Problem details: Reproduce the records line for line, from the first line through the line containing "453, 450, 465]", inclusive.

Material for this task:
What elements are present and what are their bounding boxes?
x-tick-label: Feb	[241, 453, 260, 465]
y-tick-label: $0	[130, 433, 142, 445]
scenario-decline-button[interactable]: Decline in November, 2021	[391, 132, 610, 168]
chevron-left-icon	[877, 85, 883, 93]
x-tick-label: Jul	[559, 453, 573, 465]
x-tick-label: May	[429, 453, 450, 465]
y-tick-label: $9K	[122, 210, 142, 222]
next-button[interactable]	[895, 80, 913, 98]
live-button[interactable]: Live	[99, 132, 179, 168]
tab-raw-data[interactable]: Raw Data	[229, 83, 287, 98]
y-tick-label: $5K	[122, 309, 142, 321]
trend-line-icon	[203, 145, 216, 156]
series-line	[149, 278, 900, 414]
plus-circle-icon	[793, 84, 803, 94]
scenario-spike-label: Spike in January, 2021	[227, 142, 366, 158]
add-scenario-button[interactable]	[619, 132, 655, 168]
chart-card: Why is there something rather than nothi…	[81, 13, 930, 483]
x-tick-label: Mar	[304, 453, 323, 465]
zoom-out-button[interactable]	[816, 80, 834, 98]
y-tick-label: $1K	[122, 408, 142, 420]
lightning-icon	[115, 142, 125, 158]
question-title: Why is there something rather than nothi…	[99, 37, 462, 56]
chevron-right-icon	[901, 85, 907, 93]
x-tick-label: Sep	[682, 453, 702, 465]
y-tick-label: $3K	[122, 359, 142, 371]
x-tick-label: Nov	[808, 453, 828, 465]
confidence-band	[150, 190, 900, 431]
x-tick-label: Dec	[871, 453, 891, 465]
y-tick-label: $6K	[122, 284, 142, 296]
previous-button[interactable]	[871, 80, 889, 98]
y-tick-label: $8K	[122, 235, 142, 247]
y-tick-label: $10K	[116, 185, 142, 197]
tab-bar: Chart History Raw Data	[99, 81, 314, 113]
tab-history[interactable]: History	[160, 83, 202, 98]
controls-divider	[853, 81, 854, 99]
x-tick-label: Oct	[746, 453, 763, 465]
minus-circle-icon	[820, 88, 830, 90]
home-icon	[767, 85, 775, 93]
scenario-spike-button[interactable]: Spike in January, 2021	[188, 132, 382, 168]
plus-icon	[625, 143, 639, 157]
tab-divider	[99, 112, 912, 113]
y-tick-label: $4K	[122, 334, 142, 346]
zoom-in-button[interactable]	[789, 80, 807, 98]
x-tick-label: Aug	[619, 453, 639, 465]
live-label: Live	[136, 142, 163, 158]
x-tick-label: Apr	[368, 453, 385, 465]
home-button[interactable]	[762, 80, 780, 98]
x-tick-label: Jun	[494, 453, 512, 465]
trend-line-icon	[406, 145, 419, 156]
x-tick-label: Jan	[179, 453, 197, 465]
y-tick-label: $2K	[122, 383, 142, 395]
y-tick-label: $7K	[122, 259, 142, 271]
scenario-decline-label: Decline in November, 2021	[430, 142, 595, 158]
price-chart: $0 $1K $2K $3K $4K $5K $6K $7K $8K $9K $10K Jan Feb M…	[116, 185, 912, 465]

Solution for this task:
What elements are present and what are their bounding boxes?
x-tick-label: Feb	[241, 453, 260, 465]
y-tick-label: $0	[130, 433, 142, 445]
scenario-decline-button[interactable]: Decline in November, 2021	[391, 132, 610, 168]
chevron-left-icon	[877, 85, 883, 93]
x-tick-label: Jul	[559, 453, 573, 465]
x-tick-label: May	[429, 453, 450, 465]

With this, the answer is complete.